Direction -
Retype all material exactly. Pictures stay out of the copy.
-- BEGIN Supplied information --
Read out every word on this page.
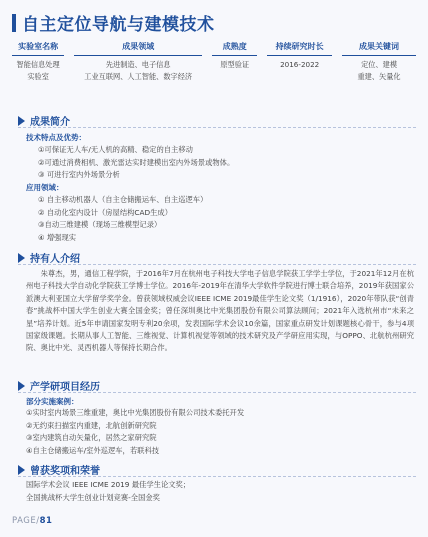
自主定位导航与建模技术
实验室名称
智能信息处理
实验室
成果领域
先进制造、电子信息
工业互联网、人工智能、数字经济
成熟度
原型验证
持续研究时长
2016-2022
成果关键词
定位、建模
重建、矢量化
成果简介
技术特点及优势：
①可保证无人车/无人机的高精、稳定的自主移动
②可通过消费相机、激光雷达实时建模出室内外场景或物体。
③ 可进行室内外场景分析
应用领域：
① 自主移动机器人（自主仓储搬运车、自主巡逻车）
② 自动化室内设计（房屋结构CAD生成）
③自动三维建模（现场三维模型记录）
④ 增强现实
持有人介绍
朱尊杰，男，通信工程学院，于2016年7月在杭州电子科技大学电子信息学院获工学学士学位，于2021年12月在杭州电子科技大学自动化学院获工学博士学位。2016年-2019年在清华大学软件学院进行博士联合培养，2019年获国家公派澳大利亚国立大学留学奖学金。曾获领域权威会议IEEE ICME 2019最佳学生论文奖（1/1916），2020年带队获“创青春”挑战杯中国大学生创业大赛全国金奖；曾任深圳奥比中光集团股份有限公司算法顾问；2021年入选杭州市“未来之星”培养计划。近5年申请国家发明专利20余项，发表国际学术会议10余篇，国家重点研发计划课题核心骨干，参与4项国家级课题。长期从事人工智能、三维视觉、计算机视觉等领域的技术研究及产学研应用实现，与OPPO、北航杭州研究院、奥比中光、灵西机器人等保持长期合作。
产学研项目经历
部分实施案例：
①实时室内场景三维重建，奥比中光集团股份有限公司技术委托开发
②无约束扫描室内重建，北航创新研究院
③室内建筑自动矢量化，居然之家研究院
④自主仓储搬运车/室外巡逻车，若联科技
曾获奖项和荣誉
国际学术会议 IEEE ICME 2019 最佳学生论文奖；
全国挑战杯大学生创业计划竞赛-全国金奖
PAGE/81
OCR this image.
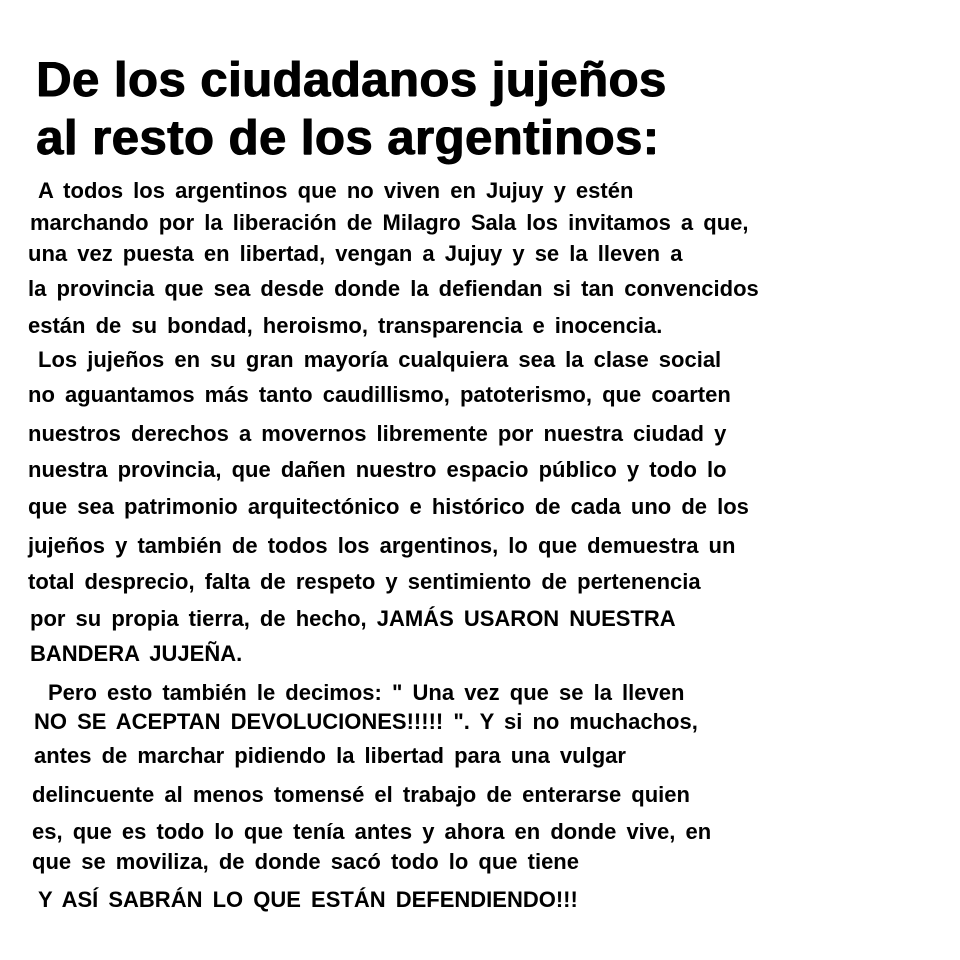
De los ciudadanos jujeños
al resto de los argentinos:

A todos los argentinos que no viven en Jujuy y estén

marchando por la liberación de Milagro Sala los invitamos a que,

una vez puesta en libertad, vengan a Jujuy y se la lleven a

la provincia que sea desde donde la defiendan si tan convencidos

están de su bondad, heroismo, transparencia e inocencia.

Los jujeños en su gran mayoría cualquiera sea la clase social

no aguantamos más tanto caudillismo, patoterismo, que coarten

nuestros derechos a movernos libremente por nuestra ciudad y

nuestra provincia, que dañen nuestro espacio público y todo lo

que sea patrimonio arquitectónico e histórico de cada uno de los

jujeños y también de todos los argentinos, lo que demuestra un

total desprecio, falta de respeto y sentimiento de pertenencia

por su propia tierra, de hecho, JAMÁS USARON NUESTRA

BANDERA JUJEÑA.

Pero esto también le decimos: " Una vez que se la lleven

NO SE ACEPTAN DEVOLUCIONES!!!!! ". Y si no muchachos,

antes de marchar pidiendo la libertad para una vulgar

delincuente al menos tomensé el trabajo de enterarse quien

es, que es todo lo que tenía antes y ahora en donde vive, en

que se moviliza, de donde sacó todo lo que tiene

Y ASÍ SABRÁN LO QUE ESTÁN DEFENDIENDO!!!
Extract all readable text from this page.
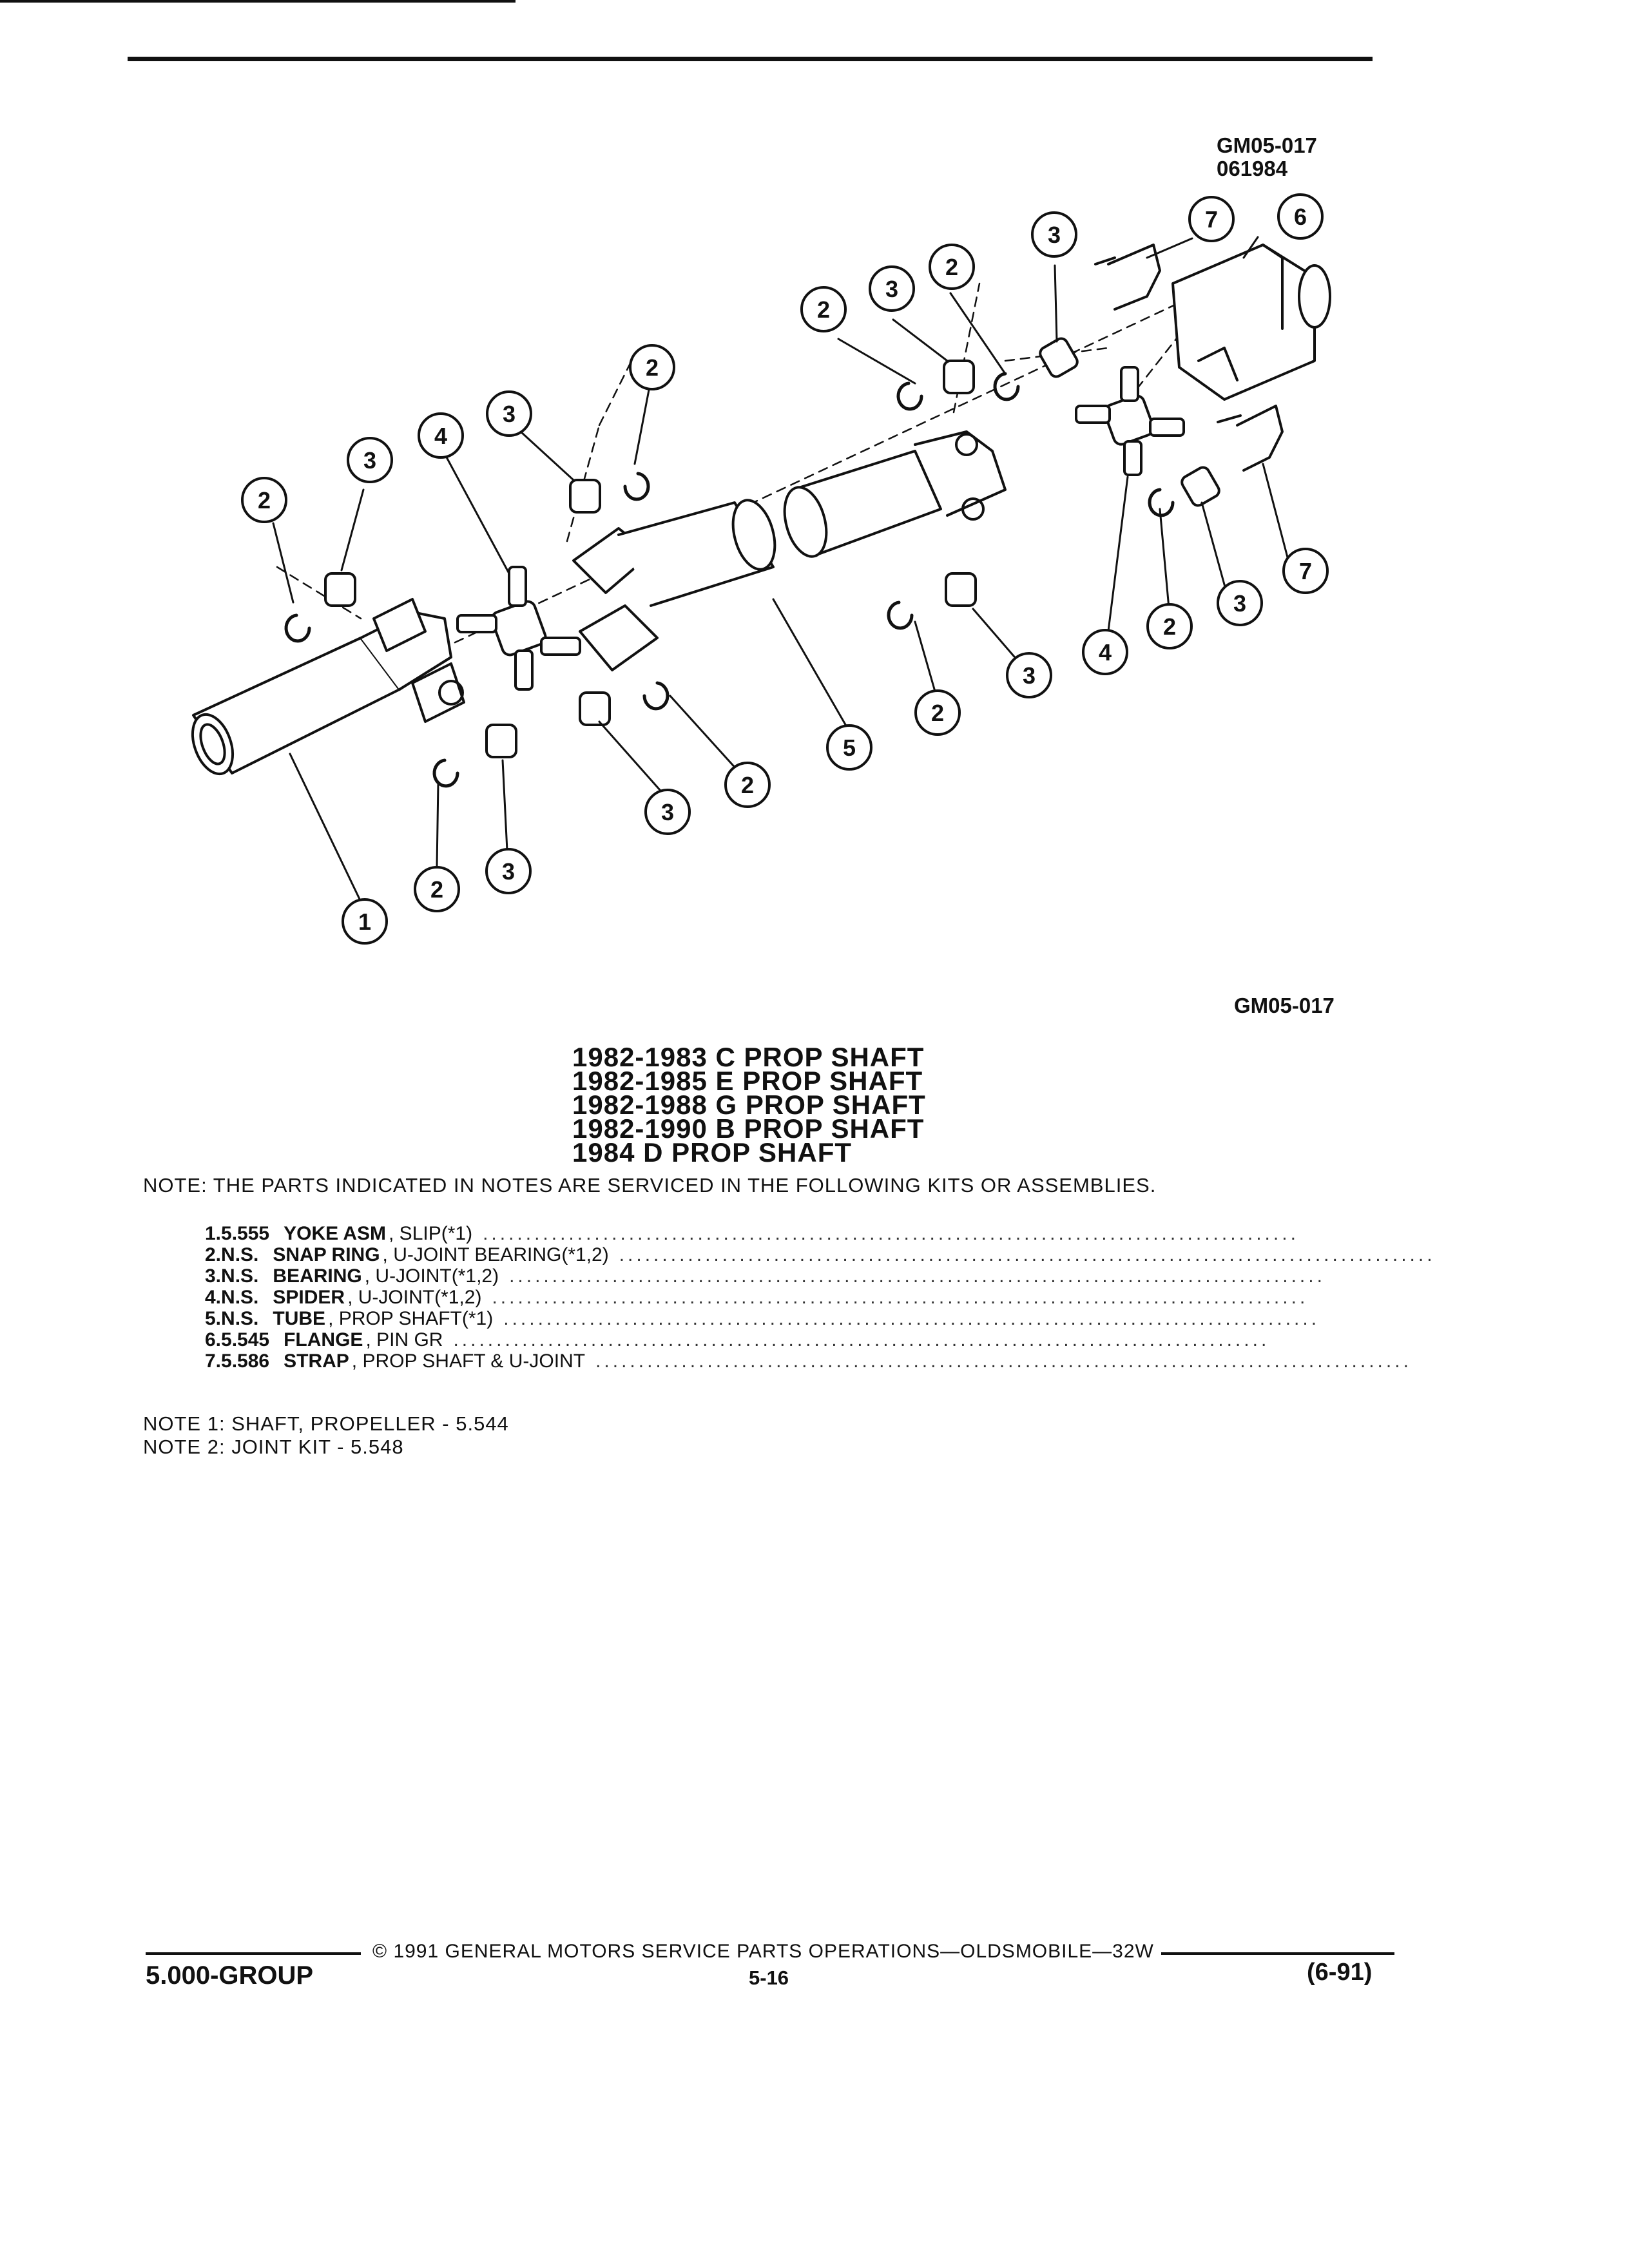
GM05-017
061984
1
2
3
2
3
4
3
2
2
3
2
3
7	6
7
3
2
4
3
2
5
2
3
GM05-017
1982-1983 C PROP SHAFT
1982-1985 E PROP SHAFT
1982-1988 G PROP SHAFT
1982-1990 B PROP SHAFT
1984 D PROP SHAFT
NOTE: THE PARTS INDICATED IN NOTES ARE SERVICED IN THE FOLLOWING KITS OR ASSEMBLIES.
1. 5.555 YOKE ASM , SLIP(*1) ...............................................................................................
2. N.S. SNAP RING , U-JOINT BEARING(*1,2) ...............................................................................................
3. N.S. BEARING , U-JOINT(*1,2) ...............................................................................................
4. N.S. SPIDER , U-JOINT(*1,2) ...............................................................................................
5. N.S. TUBE , PROP SHAFT(*1) ...............................................................................................
6. 5.545 FLANGE , PIN GR ...............................................................................................
7. 5.586 STRAP , PROP SHAFT & U-JOINT ...............................................................................................
NOTE 1: SHAFT, PROPELLER - 5.544
NOTE 2: JOINT KIT - 5.548
© 1991 GENERAL MOTORS SERVICE PARTS OPERATIONS—OLDSMOBILE—32W
5.000-GROUP	5-16	(6-91)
-- END Supplied information --
The reply -
Read out every word on this page.
自主定位导航与建模技术
实验室名称
智能信息处理
实验室
成果领域
先进制造、电子信息
工业互联网、人工智能、数字经济
成熟度
原型验证
持续研究时长
2016-2022
成果关键词
定位、建模
重建、矢量化
成果简介
技术特点及优势：
①可保证无人车/无人机的高精、稳定的自主移动
②可通过消费相机、激光雷达实时建模出室内外场景或物体。
③ 可进行室内外场景分析
应用领域：
① 自主移动机器人（自主仓储搬运车、自主巡逻车）
② 自动化室内设计（房屋结构CAD生成）
③自动三维建模（现场三维模型记录）
④ 增强现实
持有人介绍
朱尊杰，男，通信工程学院，于2016年7月在杭州电子科技大学电子信息学院获工学学士学位，于2021年12月在杭州电子科技大学自动化学院获工学博士学位。2016年-2019年在清华大学软件学院进行博士联合培养，2019年获国家公派澳大利亚国立大学留学奖学金。曾获领域权威会议IEEE ICME 2019最佳学生论文奖（1/1916），2020年带队获“创青春”挑战杯中国大学生创业大赛全国金奖；曾任深圳奥比中光集团股份有限公司算法顾问；2021年入选杭州市“未来之星”培养计划。近5年申请国家发明专利20余项，发表国际学术会议10余篇，国家重点研发计划课题核心骨干，参与4项国家级课题。长期从事人工智能、三维视觉、计算机视觉等领域的技术研究及产学研应用实现，与OPPO、北航杭州研究院、奥比中光、灵西机器人等保持长期合作。
产学研项目经历
部分实施案例：
①实时室内场景三维重建，奥比中光集团股份有限公司技术委托开发
②无约束扫描室内重建，北航创新研究院
③室内建筑自动矢量化，居然之家研究院
④自主仓储搬运车/室外巡逻车，若联科技
曾获奖项和荣誉
国际学术会议 IEEE ICME 2019 最佳学生论文奖；
全国挑战杯大学生创业计划竞赛-全国金奖
PAGE/81
OCR this image.
De los ciudadanos jujeños
al resto de los argentinos:

A todos los argentinos que no viven en Jujuy y estén

marchando por la liberación de Milagro Sala los invitamos a que,

una vez puesta en libertad, vengan a Jujuy y se la lleven a

la provincia que sea desde donde la defiendan si tan convencidos

están de su bondad, heroismo, transparencia e inocencia.

Los jujeños en su gran mayoría cualquiera sea la clase social

no aguantamos más tanto caudillismo, patoterismo, que coarten

nuestros derechos a movernos libremente por nuestra ciudad y

nuestra provincia, que dañen nuestro espacio público y todo lo

que sea patrimonio arquitectónico e histórico de cada uno de los

jujeños y también de todos los argentinos, lo que demuestra un

total desprecio, falta de respeto y sentimiento de pertenencia

por su propia tierra, de hecho, JAMÁS USARON NUESTRA

BANDERA JUJEÑA.

Pero esto también le decimos: " Una vez que se la lleven

NO SE ACEPTAN DEVOLUCIONES!!!!! ". Y si no muchachos,

antes de marchar pidiendo la libertad para una vulgar

delincuente al menos tomensé el trabajo de enterarse quien

es, que es todo lo que tenía antes y ahora en donde vive, en

que se moviliza, de donde sacó todo lo que tiene

Y ASÍ SABRÁN LO QUE ESTÁN DEFENDIENDO!!!
Extract all readable text from this page.
GM05-017
061984
1
2
3
2
3
4
3
2
2
3
2
3
7	6
7
3
2
4
3
2
5
2
3
GM05-017
1982-1983 C PROP SHAFT
1982-1985 E PROP SHAFT
1982-1988 G PROP SHAFT
1982-1990 B PROP SHAFT
1984 D PROP SHAFT
NOTE: THE PARTS INDICATED IN NOTES ARE SERVICED IN THE FOLLOWING KITS OR ASSEMBLIES.
1. 5.555 YOKE ASM , SLIP(*1) ...............................................................................................
2. N.S. SNAP RING , U-JOINT BEARING(*1,2) ...............................................................................................
3. N.S. BEARING , U-JOINT(*1,2) ...............................................................................................
4. N.S. SPIDER , U-JOINT(*1,2) ...............................................................................................
5. N.S. TUBE , PROP SHAFT(*1) ...............................................................................................
6. 5.545 FLANGE , PIN GR ...............................................................................................
7. 5.586 STRAP , PROP SHAFT & U-JOINT ...............................................................................................
NOTE 1: SHAFT, PROPELLER - 5.544
NOTE 2: JOINT KIT - 5.548
© 1991 GENERAL MOTORS SERVICE PARTS OPERATIONS—OLDSMOBILE—32W
5.000-GROUP	5-16	(6-91)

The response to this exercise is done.